PROVIDED TEXT:
+---+

Maybe with the next guy I would listen more to his worries and never, ever say anything about mine. Maybe with the next guy I would be 100% at his beck and call. Maybe with the next guy I would agree with every word he said. Maybe with the next guy I wouldn’t let even a sliver of disappointment show when he cancels plans on me last minute for no reason. Maybe then I’d finally get that romantic love I was desperate for.

“Yeah, sure, I’m perfectly OK that you want to keep this casual. Of course it doesn’t bother me that you canceled our date for Valentine’s Day because you’re hungover. No, no, no, you see, I’m not like other girls. I’m low-maintenance. I’m like one of the guys. I’m the Cool Girl.”

I even attempted to be the Cool Girl when I first met my husband. I was so used to feigning nonchalance that I had forgotten what it was like to be unguarded. I agreed with everything he said, skirted around any topic concerning emotions, and never made plans that were more than a week out.

Then, when we were three or four months into our relationship, the first crack in the veneer showed. I said something about my mother and he stopped what he was doing to come over to me. When I asked him why he was giving me all of his attention, he said, “Because there’s pain in your voice when you talk about your mom and I wanted to be there for you.”

+---+

WHAT IS ASKED: Write the next part of the essay about playing the Cool Girl, picking up right after its final sentence. The listing that comes next has no connection to the essay about playing the Cool Girl.

AVAILABLE DATA:
+---+

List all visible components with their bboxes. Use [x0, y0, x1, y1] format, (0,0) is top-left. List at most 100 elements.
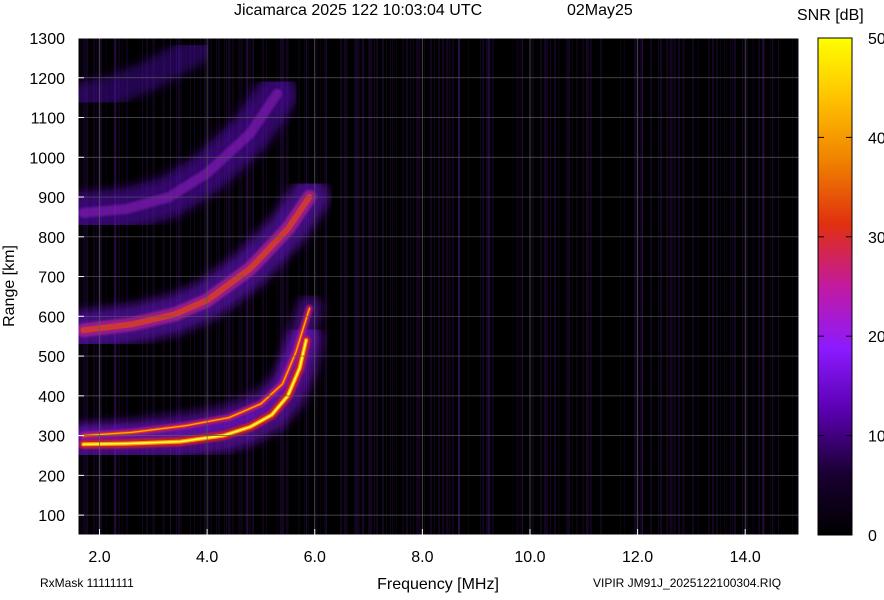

+---+

RESPONSE BELOW:
Even then, I kept waiting for the other shoe to drop. I kept waiting for the part where revealing even the slightest hint of my “issues” would become all the proof he needed that I was not the desirable Cool Girl of his dreams. I would lie and hide truths in the beginning of our relationship, telling him things I thought he wanted to hear, because I was worried that the truth would scare him off.

Ironically, I had to become comfortable with my Uncool Girl-self in order for our relationship to last.

The hardest thing for me to accept was that, in many ways, I was the opposite of the Cool Girl. Before I even knew what a Cool Girl was, I hated myself for having emotions and succumbing to societal pressures. I chided myself every time I snuggled in without the guy initiating it first. I criticized myself if I checked my appearance in a reflective surface too many times and a guy friend caught me doing it. When I would accidentally deviate from the Cool Girl path I’d grimace, waiting for the guy to call me needy or high-maintenance and leave me for an actual Cool Girl.

Here’s the thing the indie movie producers and TV show writers don’t tell you: you cannot truly love yourself if you are, consciously or unconsciously, chasing after Cool Girl. When you are chasing after qualities that you do not possess (but qualities you think a guy would want), you have decided on some level that you just don’t cut it. You feel a need to put on this song and dance, because you feel like the Real You doesn’t deserve love. And the concept of the Cool Girl is so pervasive that sometimes you don’t even realize you’re doing it. You grow up watching movie after movie, TV show after TV show, where female characters are essentially props to further the guys’ story. You are told in not-so-subtle terms that this is what guys find attractive, and you hear the men around you when they wholeheartedly agree. So you go into the dating world hoping to be the Manic Pixie Dream Girl or the Hot Girl from Afar, the Cool Girl, but never, ever, You.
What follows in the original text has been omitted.